§ GIVEN DATA
— Begin —

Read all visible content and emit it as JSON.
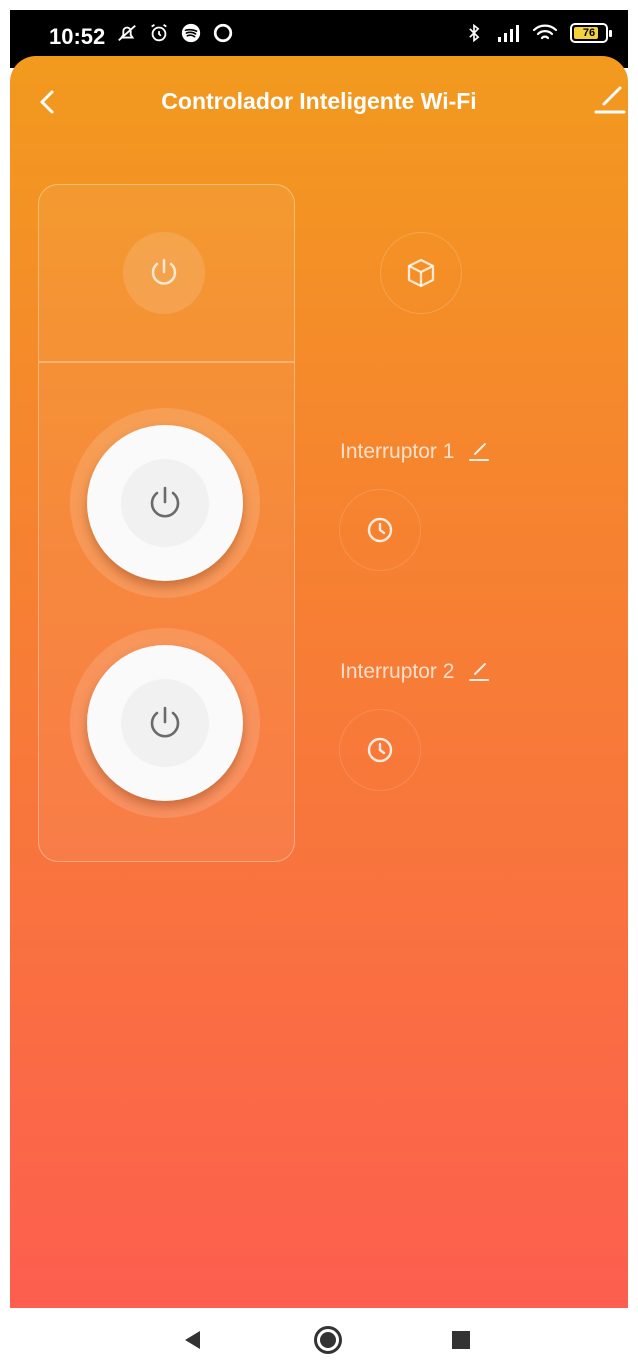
{
  "status_bar": {
    "time": "10:52",
    "battery": "76",
    "left_icons": [
      "notifications-off-icon",
      "alarm-icon",
      "spotify-icon",
      "circle-app-icon"
    ],
    "right_icons": [
      "bluetooth-icon",
      "signal-icon",
      "wifi-icon",
      "battery-icon"
    ]
  },
  "header": {
    "title": "Controlador Inteligente Wi-Fi",
    "back_icon": "chevron-left-icon",
    "edit_icon": "pencil-icon"
  },
  "controls": {
    "all_power_icon": "power-icon",
    "scene_icon": "cube-icon"
  },
  "switches": [
    {
      "label": "Interruptor 1",
      "power_icon": "power-icon",
      "timer_icon": "clock-icon",
      "edit_icon": "pencil-icon"
    },
    {
      "label": "Interruptor 2",
      "power_icon": "power-icon",
      "timer_icon": "clock-icon",
      "edit_icon": "pencil-icon"
    }
  ],
  "colors": {
    "gradient_top": "#f29a1e",
    "gradient_bottom": "#fd5e4f",
    "knob": "#fafafa"
  },
  "nav_bar": {
    "icons": [
      "back-triangle-icon",
      "home-circle-icon",
      "recents-square-icon"
    ]
  }
}
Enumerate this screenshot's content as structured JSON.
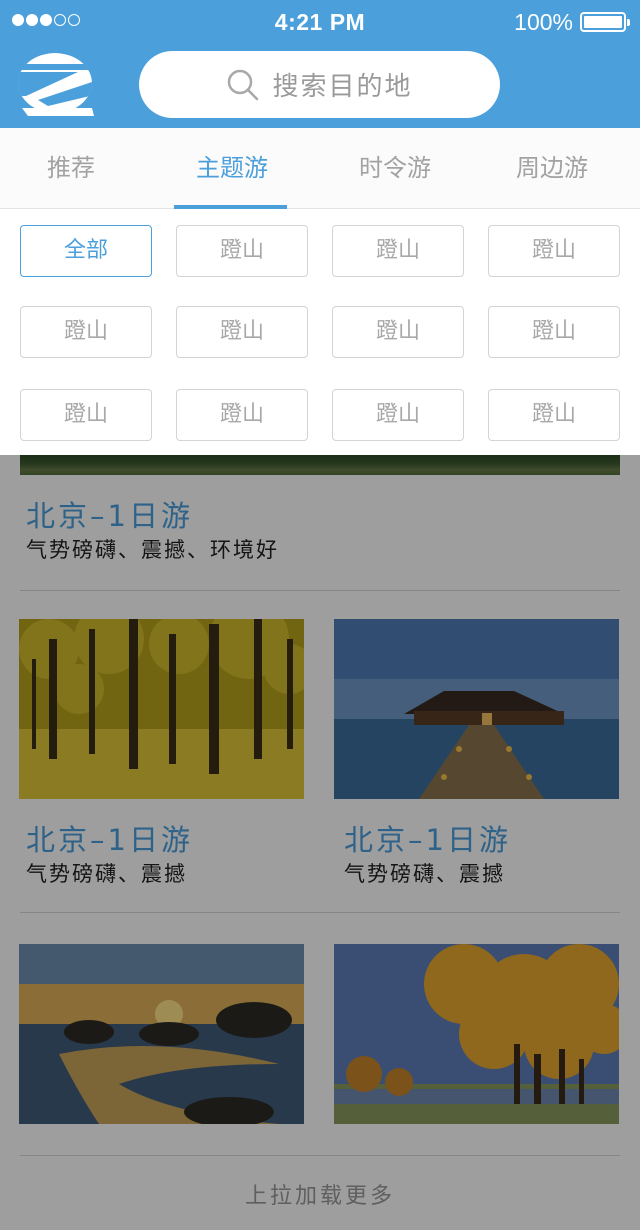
{
  "status_bar": {
    "signal_dots": [
      true,
      true,
      true,
      false,
      false
    ],
    "time": "4:21 PM",
    "battery_percent": "100%",
    "battery_level": 1.0
  },
  "header": {
    "logo_icon": "brand-logo-icon",
    "search": {
      "placeholder": "搜索目的地",
      "icon": "search-icon"
    }
  },
  "tabs": [
    {
      "label": "推荐",
      "active": false
    },
    {
      "label": "主题游",
      "active": true
    },
    {
      "label": "时令游",
      "active": false
    },
    {
      "label": "周边游",
      "active": false
    }
  ],
  "filter": {
    "chips": [
      {
        "label": "全部",
        "active": true
      },
      {
        "label": "蹬山",
        "active": false
      },
      {
        "label": "蹬山",
        "active": false
      },
      {
        "label": "蹬山",
        "active": false
      },
      {
        "label": "蹬山",
        "active": false
      },
      {
        "label": "蹬山",
        "active": false
      },
      {
        "label": "蹬山",
        "active": false
      },
      {
        "label": "蹬山",
        "active": false
      },
      {
        "label": "蹬山",
        "active": false
      },
      {
        "label": "蹬山",
        "active": false
      },
      {
        "label": "蹬山",
        "active": false
      },
      {
        "label": "蹬山",
        "active": false
      }
    ]
  },
  "featured": {
    "title": "北京–1日游",
    "desc": "气势磅礴、震撼、环境好"
  },
  "cards": [
    {
      "title": "北京–1日游",
      "desc": "气势磅礴、震撼",
      "image": "ginkgo-forest"
    },
    {
      "title": "北京–1日游",
      "desc": "气势磅礴、震撼",
      "image": "water-villa-pier"
    },
    {
      "image": "beach-sunset-rocks"
    },
    {
      "image": "autumn-poplar-trees"
    }
  ],
  "load_more": "上拉加载更多",
  "colors": {
    "accent": "#4b9fdb",
    "header_bg": "#4b9fdb",
    "overlay": "rgba(0,0,0,0.38)"
  }
}
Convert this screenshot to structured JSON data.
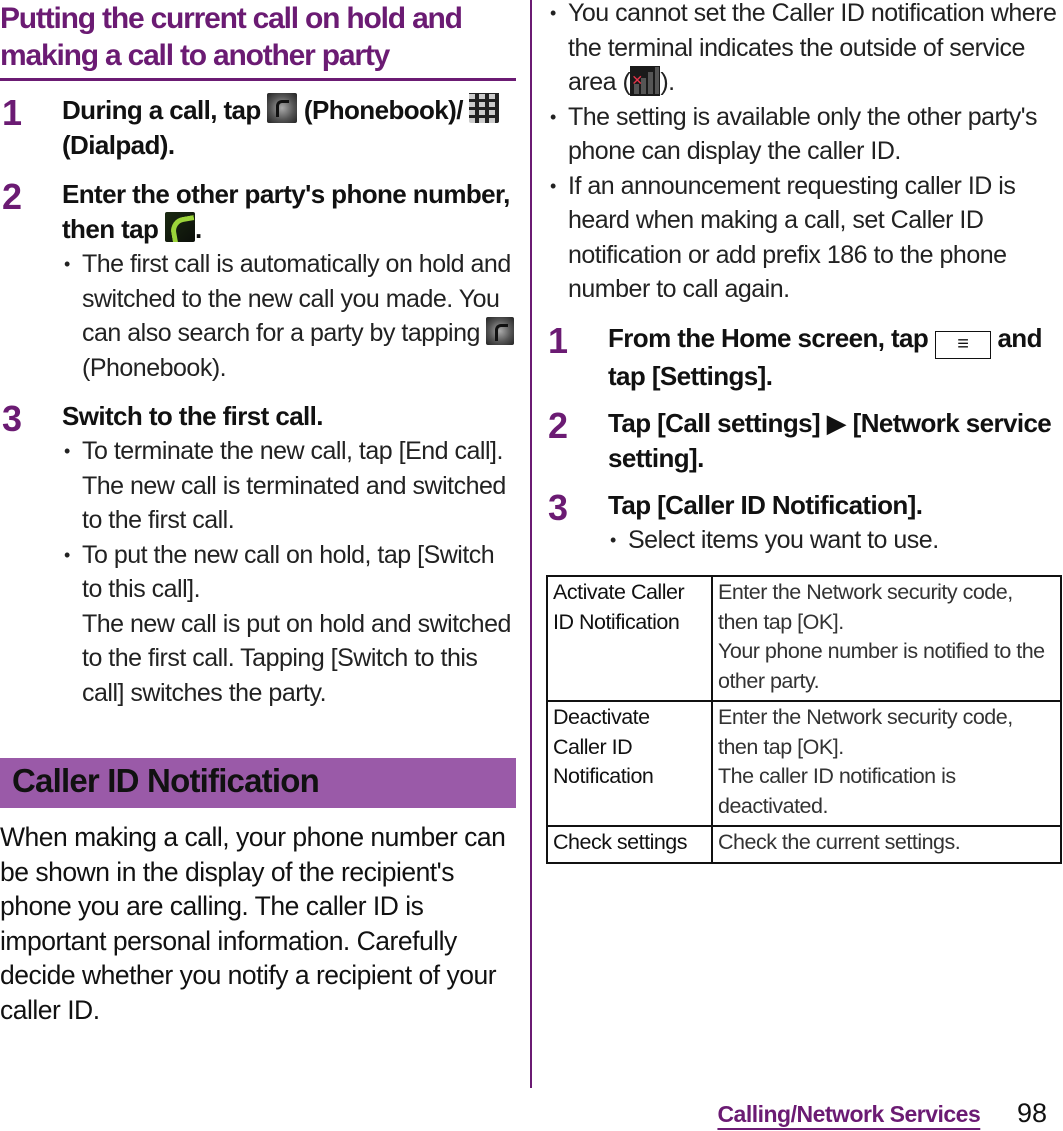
{
  "left": {
    "title": "Putting the current call on hold and making a call to another party",
    "steps": [
      {
        "num": "1",
        "text_parts": [
          "During a call, tap ",
          " (Phonebook)/ ",
          " (Dialpad)."
        ]
      },
      {
        "num": "2",
        "text_parts": [
          "Enter the other party's phone number, then tap ",
          "."
        ],
        "bullets": [
          {
            "part1": "The first call is automatically on hold and switched to the new call you made. You can also search for a party by tapping ",
            "part2": " (Phonebook)."
          }
        ]
      },
      {
        "num": "3",
        "text": "Switch to the first call.",
        "bullets": [
          {
            "line1": "To terminate the new call, tap [End call].",
            "line2": "The new call is terminated and switched to the first call."
          },
          {
            "line1": "To put the new call on hold, tap [Switch to this call].",
            "line2": "The new call is put on hold and switched to the first call. Tapping [Switch to this call] switches the party."
          }
        ]
      }
    ],
    "section_heading": "Caller ID Notification",
    "intro": "When making a call, your phone number can be shown in the display of the recipient's phone you are calling. The caller ID is important personal information. Carefully decide whether you notify a recipient of your caller ID."
  },
  "right": {
    "notes": [
      {
        "part1": "You cannot set the Caller ID notification where the terminal indicates the outside of service area (",
        "part2": ")."
      },
      {
        "text": "The setting is available only the other party's phone can display the caller ID."
      },
      {
        "text": "If an announcement requesting caller ID is heard when making a call, set Caller ID notification or add prefix 186 to the phone number to call again."
      }
    ],
    "steps": [
      {
        "num": "1",
        "text_parts": [
          "From the Home screen, tap ",
          " and tap [Settings]."
        ],
        "key_glyph": "≡"
      },
      {
        "num": "2",
        "text": "Tap [Call settings] ▶ [Network service setting]."
      },
      {
        "num": "3",
        "text": "Tap [Caller ID Notification].",
        "bullet": "Select items you want to use."
      }
    ],
    "table": [
      {
        "option": "Activate Caller ID Notification",
        "desc1": "Enter the Network security code, then tap [OK].",
        "desc2": "Your phone number is notified to the other party."
      },
      {
        "option": "Deactivate Caller ID Notification",
        "desc1": "Enter the Network security code, then tap [OK].",
        "desc2": "The caller ID notification is deactivated."
      },
      {
        "option": "Check settings",
        "desc1": "Check the current settings."
      }
    ]
  },
  "footer": {
    "section": "Calling/Network Services",
    "page": "98"
  },
  "icons": {
    "phonebook": "phonebook-icon",
    "dialpad": "dialpad-icon",
    "call": "call-icon",
    "out_of_service": "out-of-service-signal-icon",
    "menu_key": "menu-key-icon"
  },
  "colors": {
    "accent": "#6b1b73",
    "section_bar": "#9a5aa8",
    "call_icon_green": "#9bd43a",
    "out_of_service_red": "#e8344a"
  }
}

— End —

§ JOB
In the records above, locate every line with the string "current" and copy it.

§ REPLY TO THE EXERCISE
    "title": "Putting the current call on hold and making a call to another party",
        "desc1": "Check the current settings."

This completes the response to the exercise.